BEGIN Supplied entries

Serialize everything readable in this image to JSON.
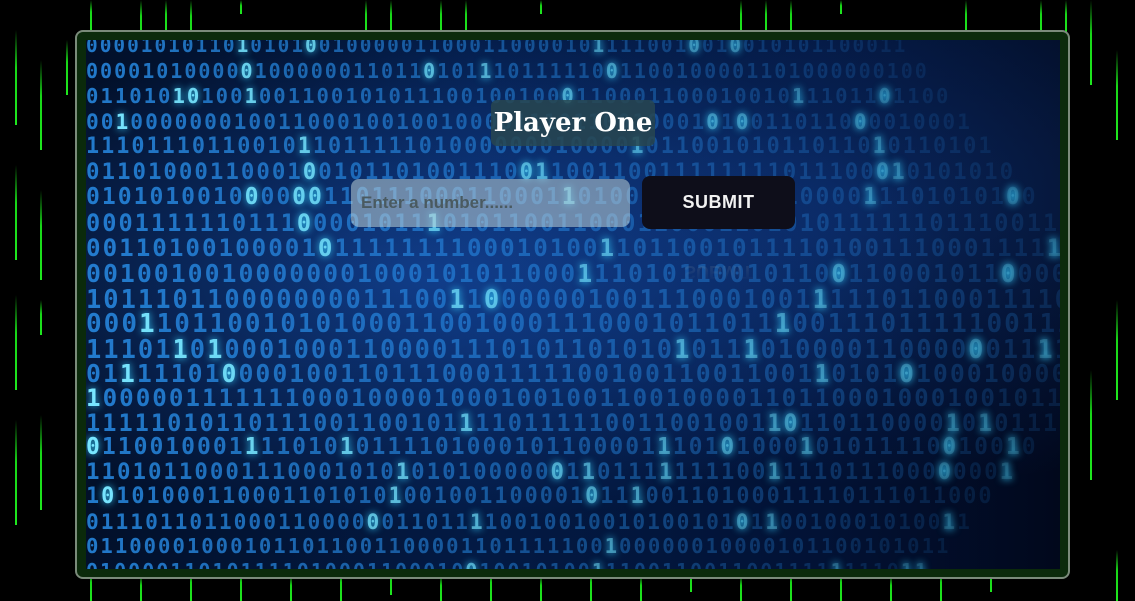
{
  "title": "Player One",
  "number_input": {
    "placeholder": "Enter a number......",
    "value": ""
  },
  "submit_button": {
    "label": "SUBMIT"
  },
  "colors": {
    "page_background": "#000000",
    "rain_green": "#1fe81f",
    "frame_border": "#7a8a7a",
    "title_background": "#284650",
    "button_background": "#0e0e1a"
  },
  "background_image": "blue-binary-code-icon"
}
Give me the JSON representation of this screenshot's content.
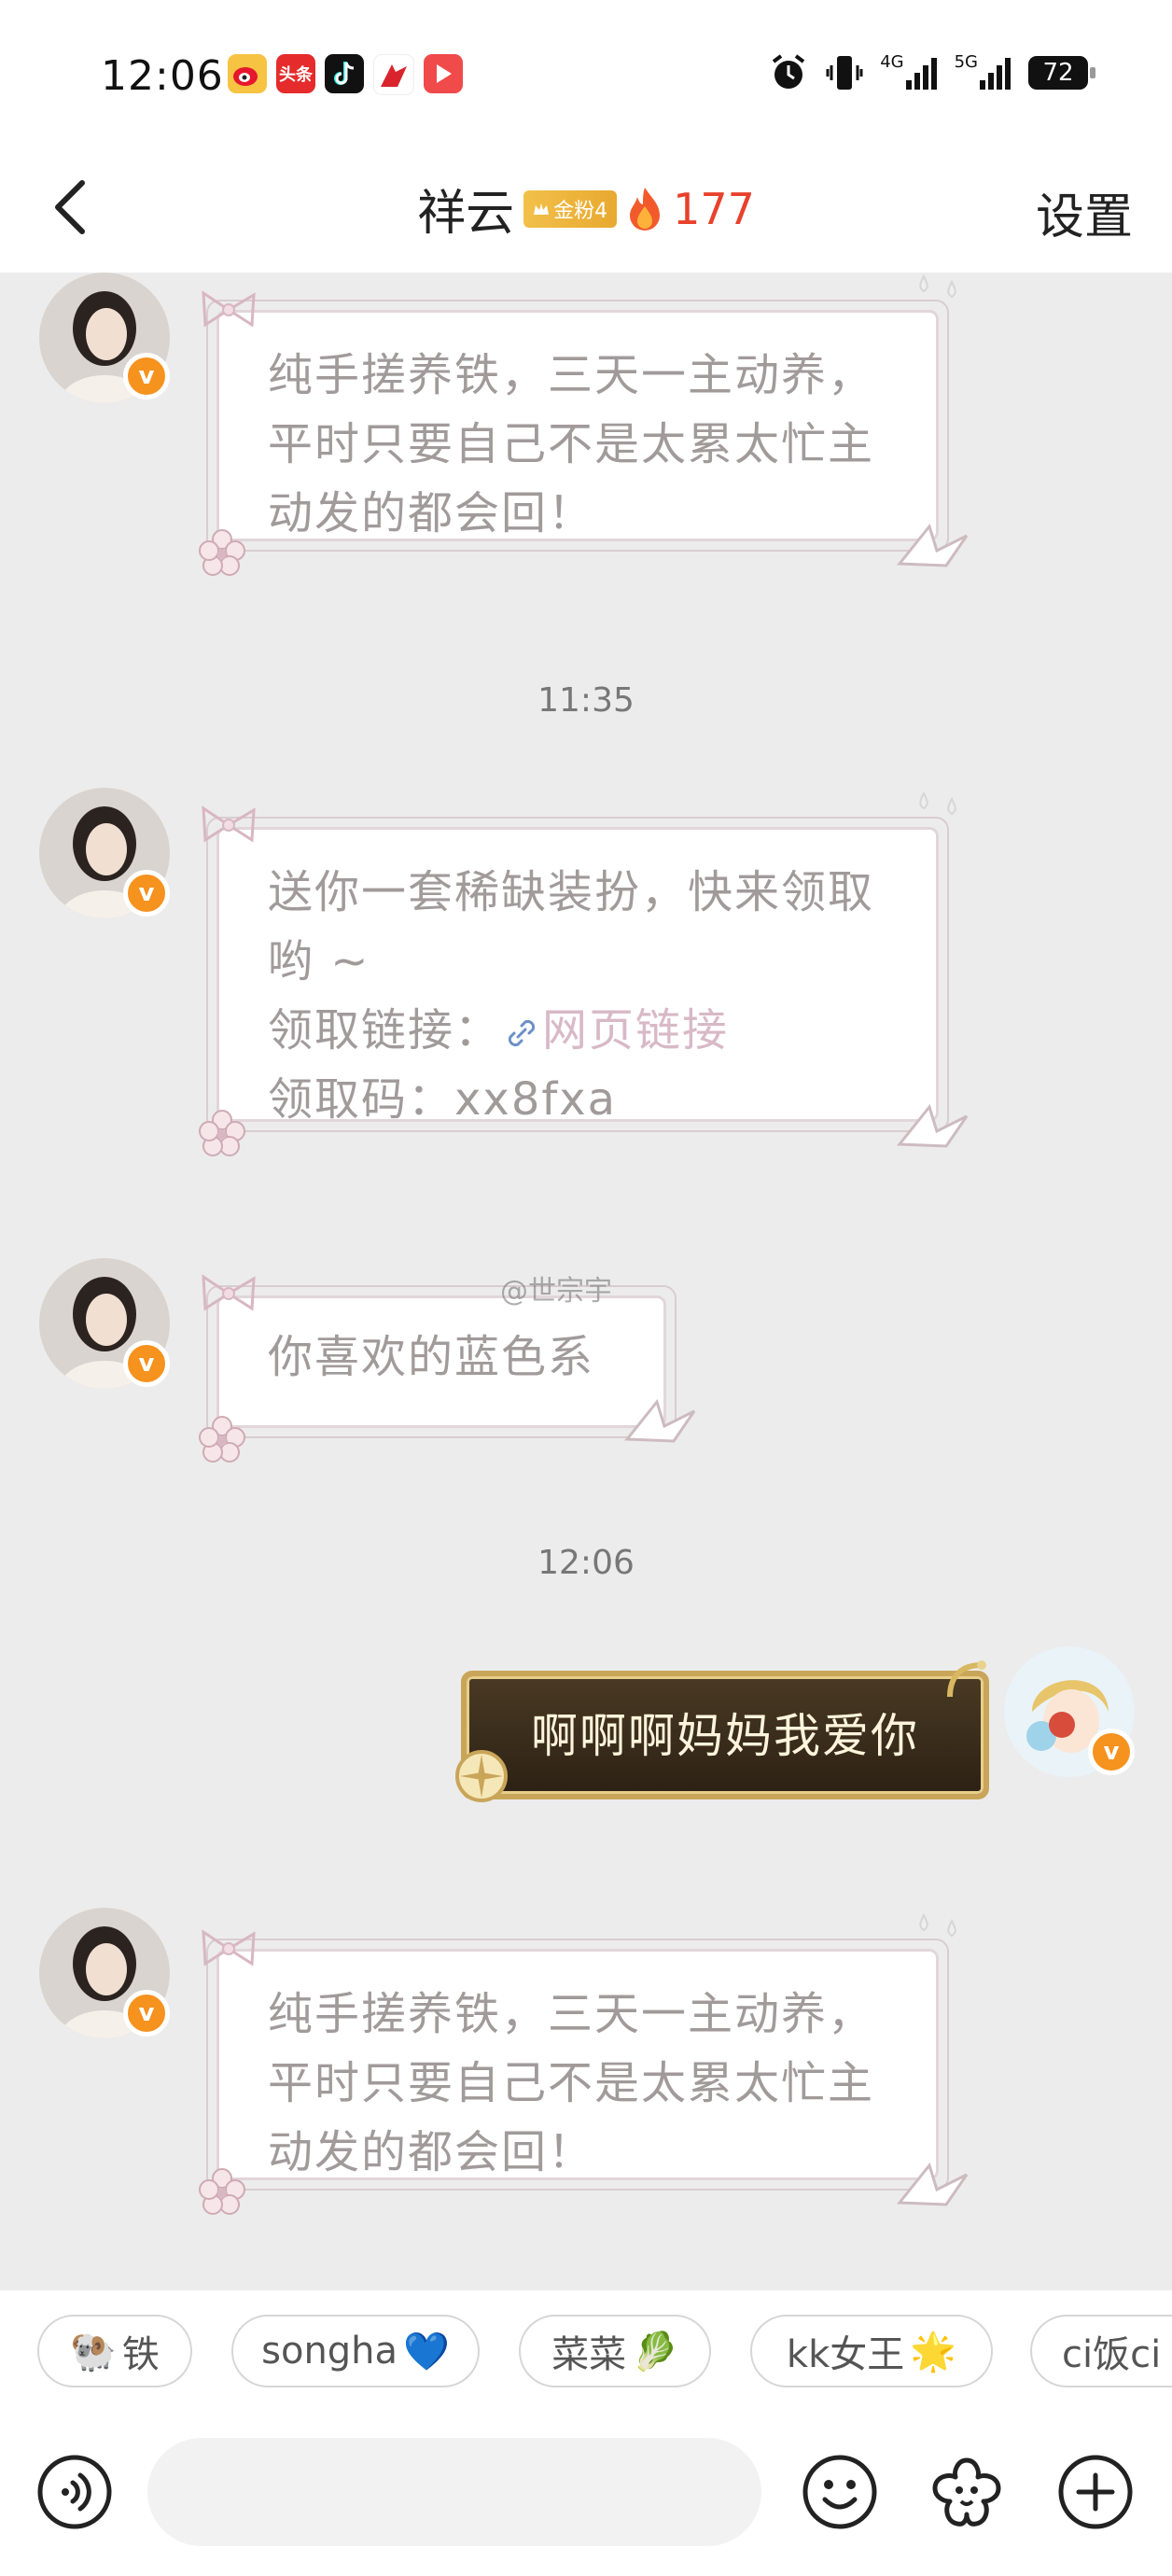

END Supplied entries

• Your objective: Set down the lines of the records above exactly, apart from the pictures.

• Correct response:
Serialize everything readable in this image to JSON.
{
  "title": "Player One",
  "number_input": {
    "placeholder": "Enter a number......",
    "value": ""
  },
  "submit_button": {
    "label": "SUBMIT"
  },
  "colors": {
    "page_background": "#000000",
    "rain_green": "#1fe81f",
    "frame_border": "#7a8a7a",
    "title_background": "#284650",
    "button_background": "#0e0e1a"
  },
  "background_image": "blue-binary-code-icon"
}
Give me the JSON representation of this screenshot's content.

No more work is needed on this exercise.